Written request
Write out all the material exactly. Leave nothing out.

Data for this task
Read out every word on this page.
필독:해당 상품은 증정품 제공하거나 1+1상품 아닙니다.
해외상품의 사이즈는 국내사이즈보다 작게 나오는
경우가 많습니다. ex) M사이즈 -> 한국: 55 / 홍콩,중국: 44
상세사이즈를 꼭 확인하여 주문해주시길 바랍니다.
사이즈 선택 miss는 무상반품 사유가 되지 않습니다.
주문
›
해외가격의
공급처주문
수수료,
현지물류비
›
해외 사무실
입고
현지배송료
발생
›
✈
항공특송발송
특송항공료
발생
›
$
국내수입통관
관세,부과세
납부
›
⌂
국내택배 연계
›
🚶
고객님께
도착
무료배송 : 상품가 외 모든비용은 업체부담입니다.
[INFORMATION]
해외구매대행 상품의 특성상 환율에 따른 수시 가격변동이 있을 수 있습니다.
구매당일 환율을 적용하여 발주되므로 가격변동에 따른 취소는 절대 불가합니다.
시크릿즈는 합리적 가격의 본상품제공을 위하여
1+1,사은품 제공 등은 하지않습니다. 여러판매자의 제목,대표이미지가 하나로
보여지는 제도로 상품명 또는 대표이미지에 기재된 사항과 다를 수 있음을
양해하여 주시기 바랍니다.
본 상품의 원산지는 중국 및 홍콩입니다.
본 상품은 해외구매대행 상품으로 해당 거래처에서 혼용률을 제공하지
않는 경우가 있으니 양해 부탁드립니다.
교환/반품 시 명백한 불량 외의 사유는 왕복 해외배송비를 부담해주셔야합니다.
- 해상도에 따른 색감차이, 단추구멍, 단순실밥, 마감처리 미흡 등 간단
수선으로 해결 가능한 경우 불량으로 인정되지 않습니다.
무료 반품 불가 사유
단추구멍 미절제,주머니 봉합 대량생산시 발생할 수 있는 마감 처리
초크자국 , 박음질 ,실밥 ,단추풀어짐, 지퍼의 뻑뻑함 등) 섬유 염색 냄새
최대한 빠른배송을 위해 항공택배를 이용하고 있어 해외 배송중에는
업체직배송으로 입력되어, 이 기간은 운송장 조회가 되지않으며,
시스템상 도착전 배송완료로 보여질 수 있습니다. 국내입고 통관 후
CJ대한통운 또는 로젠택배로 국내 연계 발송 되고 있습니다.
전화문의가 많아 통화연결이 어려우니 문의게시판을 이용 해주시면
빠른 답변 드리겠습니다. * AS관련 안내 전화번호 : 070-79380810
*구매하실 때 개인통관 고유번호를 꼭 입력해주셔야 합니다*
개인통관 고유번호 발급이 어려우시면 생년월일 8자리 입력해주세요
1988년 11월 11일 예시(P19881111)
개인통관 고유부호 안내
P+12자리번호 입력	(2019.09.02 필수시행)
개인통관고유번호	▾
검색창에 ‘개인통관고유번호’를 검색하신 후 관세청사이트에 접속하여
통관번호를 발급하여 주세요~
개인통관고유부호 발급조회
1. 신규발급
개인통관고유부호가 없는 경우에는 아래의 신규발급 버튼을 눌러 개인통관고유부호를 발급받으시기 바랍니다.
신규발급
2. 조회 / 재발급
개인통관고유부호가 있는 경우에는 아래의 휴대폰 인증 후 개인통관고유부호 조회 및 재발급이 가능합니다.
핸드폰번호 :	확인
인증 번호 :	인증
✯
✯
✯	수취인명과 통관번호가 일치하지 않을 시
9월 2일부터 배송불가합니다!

Written reply
Read out every word on this page.
필독:해당 상품은 증정품 제공하거나 1+1상품 아닙니다.
해외상품의 사이즈는 국내사이즈보다 작게 나오는
경우가 많습니다. ex) M사이즈 -> 한국: 55 / 홍콩,중국: 44
상세사이즈를 꼭 확인하여 주문해주시길 바랍니다.
사이즈 선택 miss는 무상반품 사유가 되지 않습니다.
주문
›
해외가격의
공급처주문
수수료,
현지물류비
›
해외 사무실
입고
현지배송료
발생
›
✈
항공특송발송
특송항공료
발생
›
$
국내수입통관
관세,부과세
납부
›
⌂
국내택배 연계
›
🚶
고객님께
도착
무료배송 : 상품가 외 모든비용은 업체부담입니다.
[INFORMATION]
해외구매대행 상품의 특성상 환율에 따른 수시 가격변동이 있을 수 있습니다.
구매당일 환율을 적용하여 발주되므로 가격변동에 따른 취소는 절대 불가합니다.
시크릿즈는 합리적 가격의 본상품제공을 위하여
1+1,사은품 제공 등은 하지않습니다. 여러판매자의 제목,대표이미지가 하나로
보여지는 제도로 상품명 또는 대표이미지에 기재된 사항과 다를 수 있음을
양해하여 주시기 바랍니다.
본 상품의 원산지는 중국 및 홍콩입니다.
본 상품은 해외구매대행 상품으로 해당 거래처에서 혼용률을 제공하지
않는 경우가 있으니 양해 부탁드립니다.
교환/반품 시 명백한 불량 외의 사유는 왕복 해외배송비를 부담해주셔야합니다.
- 해상도에 따른 색감차이, 단추구멍, 단순실밥, 마감처리 미흡 등 간단
수선으로 해결 가능한 경우 불량으로 인정되지 않습니다.
무료 반품 불가 사유
단추구멍 미절제,주머니 봉합 대량생산시 발생할 수 있는 마감 처리
초크자국 , 박음질 ,실밥 ,단추풀어짐, 지퍼의 뻑뻑함 등) 섬유 염색 냄새
최대한 빠른배송을 위해 항공택배를 이용하고 있어 해외 배송중에는
업체직배송으로 입력되어, 이 기간은 운송장 조회가 되지않으며,
시스템상 도착전 배송완료로 보여질 수 있습니다. 국내입고 통관 후
CJ대한통운 또는 로젠택배로 국내 연계 발송 되고 있습니다.
전화문의가 많아 통화연결이 어려우니 문의게시판을 이용 해주시면
빠른 답변 드리겠습니다. * AS관련 안내 전화번호 : 070-79380810
*구매하실 때 개인통관 고유번호를 꼭 입력해주셔야 합니다*
개인통관 고유번호 발급이 어려우시면 생년월일 8자리 입력해주세요
1988년 11월 11일 예시(P19881111)
개인통관 고유부호 안내
P+12자리번호 입력	(2019.09.02 필수시행)
개인통관고유번호	▾
검색창에 ‘개인통관고유번호’를 검색하신 후 관세청사이트에 접속하여
통관번호를 발급하여 주세요~
개인통관고유부호 발급조회
1. 신규발급
개인통관고유부호가 없는 경우에는 아래의 신규발급 버튼을 눌러 개인통관고유부호를 발급받으시기 바랍니다.
신규발급
2. 조회 / 재발급
개인통관고유부호가 있는 경우에는 아래의 휴대폰 인증 후 개인통관고유부호 조회 및 재발급이 가능합니다.
핸드폰번호 :	확인
인증 번호 :	인증
✯
✯
✯	수취인명과 통관번호가 일치하지 않을 시
9월 2일부터 배송불가합니다!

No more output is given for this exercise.